SOURCE DATA:

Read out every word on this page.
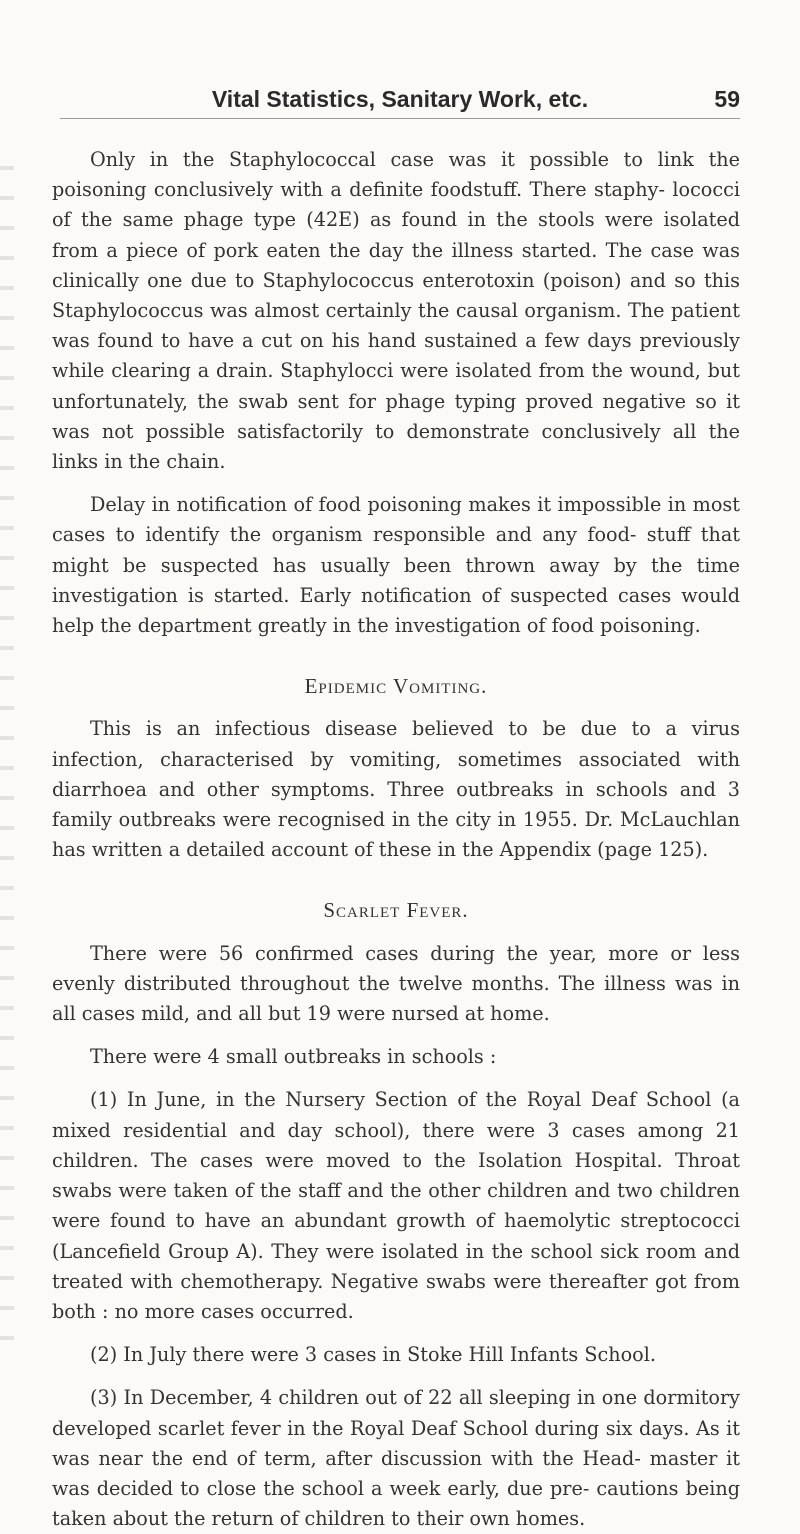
Vital Statistics, Sanitary Work, etc.	59

Only in the Staphylococcal case was it possible to link the poisoning conclusively with a definite foodstuff. There staphy- lococci of the same phage type (42E) as found in the stools were isolated from a piece of pork eaten the day the illness started. The case was clinically one due to Staphylococcus enterotoxin (poison) and so this Staphylococcus was almost certainly the causal organism. The patient was found to have a cut on his hand sustained a few days previously while clearing a drain. Staphylocci were isolated from the wound, but unfortunately, the swab sent for phage typing proved negative so it was not possible satisfactorily to demonstrate conclusively all the links in the chain.

Delay in notification of food poisoning makes it impossible in most cases to identify the organism responsible and any food- stuff that might be suspected has usually been thrown away by the time investigation is started. Early notification of suspected cases would help the department greatly in the investigation of food poisoning.

Epidemic Vomiting.

This is an infectious disease believed to be due to a virus infection, characterised by vomiting, sometimes associated with diarrhoea and other symptoms. Three outbreaks in schools and 3 family outbreaks were recognised in the city in 1955. Dr. McLauchlan has written a detailed account of these in the Appendix (page 125).

Scarlet Fever.

There were 56 confirmed cases during the year, more or less evenly distributed throughout the twelve months. The illness was in all cases mild, and all but 19 were nursed at home.

There were 4 small outbreaks in schools :

(1) In June, in the Nursery Section of the Royal Deaf School (a mixed residential and day school), there were 3 cases among 21 children. The cases were moved to the Isolation Hospital. Throat swabs were taken of the staff and the other children and two children were found to have an abundant growth of haemolytic streptococci (Lancefield Group A). They were isolated in the school sick room and treated with chemotherapy. Negative swabs were thereafter got from both : no more cases occurred.

(2) In July there were 3 cases in Stoke Hill Infants School.

(3) In December, 4 children out of 22 all sleeping in one dormitory developed scarlet fever in the Royal Deaf School during six days. As it was near the end of term, after discussion with the Head- master it was decided to close the school a week early, due pre- cautions being taken about the return of children to their own homes.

YOUR ASSIGNMENT:
Whichever lines of the data include the word "outbreaks", pull them out.

WRITTEN RESPONSE:
This is an infectious disease believed to be due to a virus infection, characterised by vomiting, sometimes associated with diarrhoea and other symptoms. Three outbreaks in schools and 3 family outbreaks were recognised in the city in 1955. Dr. McLauchlan has written a detailed account of these in the Appendix (page 125).
There were 4 small outbreaks in schools :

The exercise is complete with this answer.